Saved entries
## Begin
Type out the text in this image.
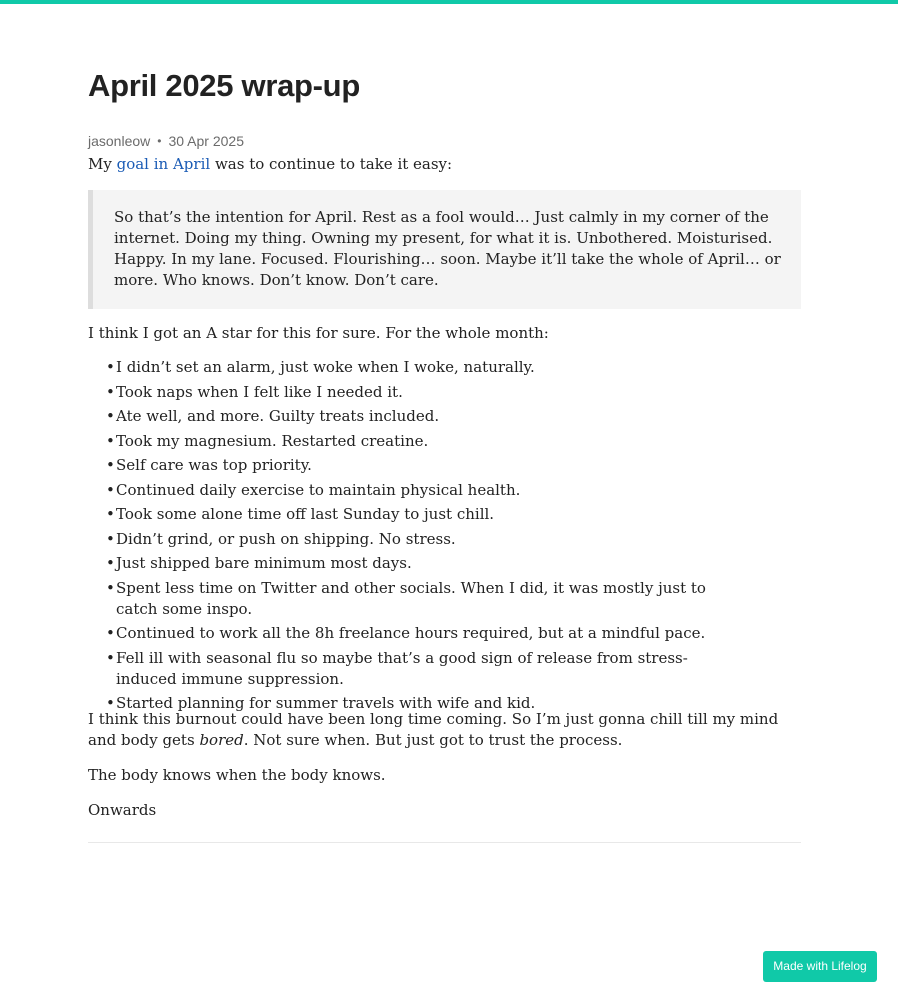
April 2025 wrap-up
jasonleow • 30 Apr 2025

My goal in April was to continue to take it easy:

So that’s the intention for April. Rest as a fool would… Just calmly in my corner of the internet. Doing my thing. Owning my present, for what it is. Unbothered. Moisturised. Happy. In my lane. Focused. Flourishing… soon. Maybe it’ll take the whole of April… or more. Who knows. Don’t know. Don’t care.

I think I got an A star for this for sure. For the whole month:

• I didn’t set an alarm, just woke when I woke, naturally.
• Took naps when I felt like I needed it.
• Ate well, and more. Guilty treats included.
• Took my magnesium. Restarted creatine.
• Self care was top priority.
• Continued daily exercise to maintain physical health.
• Took some alone time off last Sunday to just chill.
• Didn’t grind, or push on shipping. No stress.
• Just shipped bare minimum most days.
• Spent less time on Twitter and other socials. When I did, it was mostly just to catch some inspo.
• Continued to work all the 8h freelance hours required, but at a mindful pace.
• Fell ill with seasonal flu so maybe that’s a good sign of release from stress-induced immune suppression.
• Started planning for summer travels with wife and kid.

I think this burnout could have been long time coming. So I’m just gonna chill till my mind and body gets bored. Not sure when. But just got to trust the process.

The body knows when the body knows.

Onwards

Made with Lifelog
## End
Task directions —
Quote all the records verbatim, dropping any pictures from your copy.

Output —
Type out the text in this image.
April 2025 wrap-up
jasonleow • 30 Apr 2025

My goal in April was to continue to take it easy:

So that’s the intention for April. Rest as a fool would… Just calmly in my corner of the internet. Doing my thing. Owning my present, for what it is. Unbothered. Moisturised. Happy. In my lane. Focused. Flourishing… soon. Maybe it’ll take the whole of April… or more. Who knows. Don’t know. Don’t care.

I think I got an A star for this for sure. For the whole month:

• I didn’t set an alarm, just woke when I woke, naturally.
• Took naps when I felt like I needed it.
• Ate well, and more. Guilty treats included.
• Took my magnesium. Restarted creatine.
• Self care was top priority.
• Continued daily exercise to maintain physical health.
• Took some alone time off last Sunday to just chill.
• Didn’t grind, or push on shipping. No stress.
• Just shipped bare minimum most days.
• Spent less time on Twitter and other socials. When I did, it was mostly just to catch some inspo.
• Continued to work all the 8h freelance hours required, but at a mindful pace.
• Fell ill with seasonal flu so maybe that’s a good sign of release from stress-induced immune suppression.
• Started planning for summer travels with wife and kid.

I think this burnout could have been long time coming. So I’m just gonna chill till my mind and body gets bored. Not sure when. But just got to trust the process.

The body knows when the body knows.

Onwards

Made with Lifelog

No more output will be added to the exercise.